(Data records)
*-*-*

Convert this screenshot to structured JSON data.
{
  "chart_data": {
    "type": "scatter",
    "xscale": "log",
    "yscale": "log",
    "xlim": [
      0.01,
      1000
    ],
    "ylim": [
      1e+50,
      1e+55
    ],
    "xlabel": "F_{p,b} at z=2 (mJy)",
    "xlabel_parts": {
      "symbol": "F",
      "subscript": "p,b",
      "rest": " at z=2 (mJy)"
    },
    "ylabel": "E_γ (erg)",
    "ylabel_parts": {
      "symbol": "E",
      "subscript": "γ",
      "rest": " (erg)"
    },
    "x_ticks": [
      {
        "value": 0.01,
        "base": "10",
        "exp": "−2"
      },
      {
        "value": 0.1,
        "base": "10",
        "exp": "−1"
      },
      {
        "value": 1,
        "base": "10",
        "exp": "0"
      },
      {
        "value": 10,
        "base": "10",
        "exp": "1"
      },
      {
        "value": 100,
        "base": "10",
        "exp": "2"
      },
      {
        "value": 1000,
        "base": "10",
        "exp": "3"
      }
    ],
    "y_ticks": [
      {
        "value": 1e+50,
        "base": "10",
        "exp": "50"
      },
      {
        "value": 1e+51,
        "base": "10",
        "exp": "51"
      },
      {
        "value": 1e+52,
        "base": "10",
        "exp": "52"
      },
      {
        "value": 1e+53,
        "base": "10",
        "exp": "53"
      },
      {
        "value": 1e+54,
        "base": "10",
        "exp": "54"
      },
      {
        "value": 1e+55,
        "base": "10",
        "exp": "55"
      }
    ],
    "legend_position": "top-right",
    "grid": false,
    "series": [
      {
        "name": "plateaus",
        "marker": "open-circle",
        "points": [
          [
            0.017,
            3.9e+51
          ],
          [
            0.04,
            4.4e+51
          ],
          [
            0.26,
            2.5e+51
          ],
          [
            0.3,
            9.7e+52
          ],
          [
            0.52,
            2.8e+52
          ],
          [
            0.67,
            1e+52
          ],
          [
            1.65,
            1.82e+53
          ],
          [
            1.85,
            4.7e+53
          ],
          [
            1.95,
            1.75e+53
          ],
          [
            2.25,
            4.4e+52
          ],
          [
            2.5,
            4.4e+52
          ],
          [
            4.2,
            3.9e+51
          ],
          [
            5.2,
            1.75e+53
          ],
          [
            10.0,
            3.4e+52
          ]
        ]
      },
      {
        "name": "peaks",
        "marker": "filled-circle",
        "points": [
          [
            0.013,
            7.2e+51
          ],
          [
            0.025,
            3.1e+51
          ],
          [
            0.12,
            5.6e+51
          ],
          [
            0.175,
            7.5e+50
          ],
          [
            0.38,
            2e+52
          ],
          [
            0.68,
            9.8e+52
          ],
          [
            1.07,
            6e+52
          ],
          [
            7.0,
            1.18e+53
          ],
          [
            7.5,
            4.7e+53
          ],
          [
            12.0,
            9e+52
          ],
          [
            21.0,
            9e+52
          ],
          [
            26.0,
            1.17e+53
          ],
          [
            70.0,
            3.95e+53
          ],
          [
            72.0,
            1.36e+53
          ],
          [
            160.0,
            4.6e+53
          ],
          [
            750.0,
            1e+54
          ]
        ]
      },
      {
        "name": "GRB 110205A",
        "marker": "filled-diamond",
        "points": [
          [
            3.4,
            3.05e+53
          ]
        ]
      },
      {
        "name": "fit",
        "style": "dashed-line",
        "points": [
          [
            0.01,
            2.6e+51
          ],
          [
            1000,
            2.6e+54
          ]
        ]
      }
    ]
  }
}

*-*-*

* [GIVEN INSTRUCTION]
Tally the lines above containing "name". Answer with the count only.

* [SOLUTION]
4